**GIVEN PROBLEM:**
Output each line exactly as it appears, skipping any embedded picture.

**DATA ENTRIES:**
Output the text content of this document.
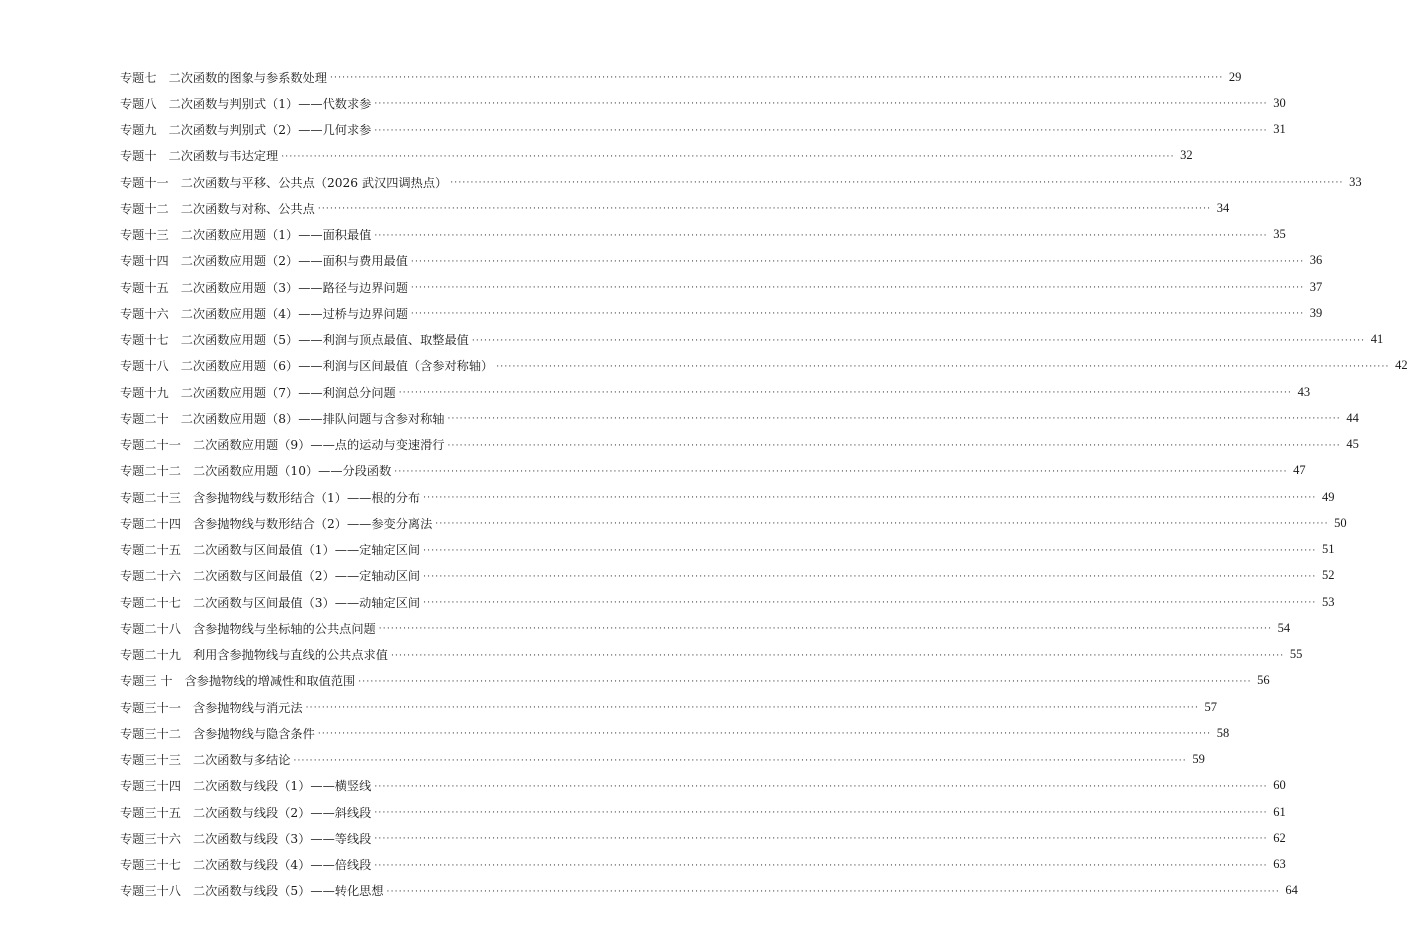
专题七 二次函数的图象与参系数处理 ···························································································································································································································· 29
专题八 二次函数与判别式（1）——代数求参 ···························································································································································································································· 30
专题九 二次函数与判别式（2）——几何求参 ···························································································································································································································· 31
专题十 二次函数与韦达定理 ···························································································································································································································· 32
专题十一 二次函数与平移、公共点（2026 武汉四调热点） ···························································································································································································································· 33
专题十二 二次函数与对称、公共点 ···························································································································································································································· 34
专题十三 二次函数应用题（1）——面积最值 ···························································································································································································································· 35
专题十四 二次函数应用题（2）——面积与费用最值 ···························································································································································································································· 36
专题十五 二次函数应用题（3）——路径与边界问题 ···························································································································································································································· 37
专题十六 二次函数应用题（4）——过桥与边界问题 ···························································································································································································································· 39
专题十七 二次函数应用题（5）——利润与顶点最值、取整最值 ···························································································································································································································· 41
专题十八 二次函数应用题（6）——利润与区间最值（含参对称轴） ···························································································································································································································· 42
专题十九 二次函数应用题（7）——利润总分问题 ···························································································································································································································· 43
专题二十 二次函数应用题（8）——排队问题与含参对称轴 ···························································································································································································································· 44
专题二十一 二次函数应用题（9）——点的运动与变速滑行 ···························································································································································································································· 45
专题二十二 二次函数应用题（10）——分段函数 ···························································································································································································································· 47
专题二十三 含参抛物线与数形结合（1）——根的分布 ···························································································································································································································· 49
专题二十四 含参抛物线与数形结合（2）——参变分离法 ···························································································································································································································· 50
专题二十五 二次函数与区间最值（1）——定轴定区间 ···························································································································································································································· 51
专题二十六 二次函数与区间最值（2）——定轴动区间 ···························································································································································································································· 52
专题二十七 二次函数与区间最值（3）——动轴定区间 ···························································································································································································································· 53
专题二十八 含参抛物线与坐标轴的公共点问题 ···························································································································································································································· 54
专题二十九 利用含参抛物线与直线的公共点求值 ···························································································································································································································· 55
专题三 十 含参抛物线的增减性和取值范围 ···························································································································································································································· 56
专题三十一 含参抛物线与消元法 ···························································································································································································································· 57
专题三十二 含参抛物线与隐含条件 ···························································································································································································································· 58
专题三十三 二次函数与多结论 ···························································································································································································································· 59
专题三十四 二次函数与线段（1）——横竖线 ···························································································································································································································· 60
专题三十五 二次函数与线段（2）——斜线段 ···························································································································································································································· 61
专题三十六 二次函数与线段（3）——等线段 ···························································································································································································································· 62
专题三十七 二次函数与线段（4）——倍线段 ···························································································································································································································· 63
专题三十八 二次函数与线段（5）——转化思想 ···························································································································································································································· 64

**EXERCISE SOLUTION:**
Output the text content of this document.
专题七 二次函数的图象与参系数处理 ···························································································································································································································· 29
专题八 二次函数与判别式（1）——代数求参 ···························································································································································································································· 30
专题九 二次函数与判别式（2）——几何求参 ···························································································································································································································· 31
专题十 二次函数与韦达定理 ···························································································································································································································· 32
专题十一 二次函数与平移、公共点（2026 武汉四调热点） ···························································································································································································································· 33
专题十二 二次函数与对称、公共点 ···························································································································································································································· 34
专题十三 二次函数应用题（1）——面积最值 ···························································································································································································································· 35
专题十四 二次函数应用题（2）——面积与费用最值 ···························································································································································································································· 36
专题十五 二次函数应用题（3）——路径与边界问题 ···························································································································································································································· 37
专题十六 二次函数应用题（4）——过桥与边界问题 ···························································································································································································································· 39
专题十七 二次函数应用题（5）——利润与顶点最值、取整最值 ···························································································································································································································· 41
专题十八 二次函数应用题（6）——利润与区间最值（含参对称轴） ···························································································································································································································· 42
专题十九 二次函数应用题（7）——利润总分问题 ···························································································································································································································· 43
专题二十 二次函数应用题（8）——排队问题与含参对称轴 ···························································································································································································································· 44
专题二十一 二次函数应用题（9）——点的运动与变速滑行 ···························································································································································································································· 45
专题二十二 二次函数应用题（10）——分段函数 ···························································································································································································································· 47
专题二十三 含参抛物线与数形结合（1）——根的分布 ···························································································································································································································· 49
专题二十四 含参抛物线与数形结合（2）——参变分离法 ···························································································································································································································· 50
专题二十五 二次函数与区间最值（1）——定轴定区间 ···························································································································································································································· 51
专题二十六 二次函数与区间最值（2）——定轴动区间 ···························································································································································································································· 52
专题二十七 二次函数与区间最值（3）——动轴定区间 ···························································································································································································································· 53
专题二十八 含参抛物线与坐标轴的公共点问题 ···························································································································································································································· 54
专题二十九 利用含参抛物线与直线的公共点求值 ···························································································································································································································· 55
专题三 十 含参抛物线的增减性和取值范围 ···························································································································································································································· 56
专题三十一 含参抛物线与消元法 ···························································································································································································································· 57
专题三十二 含参抛物线与隐含条件 ···························································································································································································································· 58
专题三十三 二次函数与多结论 ···························································································································································································································· 59
专题三十四 二次函数与线段（1）——横竖线 ···························································································································································································································· 60
专题三十五 二次函数与线段（2）——斜线段 ···························································································································································································································· 61
专题三十六 二次函数与线段（3）——等线段 ···························································································································································································································· 62
专题三十七 二次函数与线段（4）——倍线段 ···························································································································································································································· 63
专题三十八 二次函数与线段（5）——转化思想 ···························································································································································································································· 64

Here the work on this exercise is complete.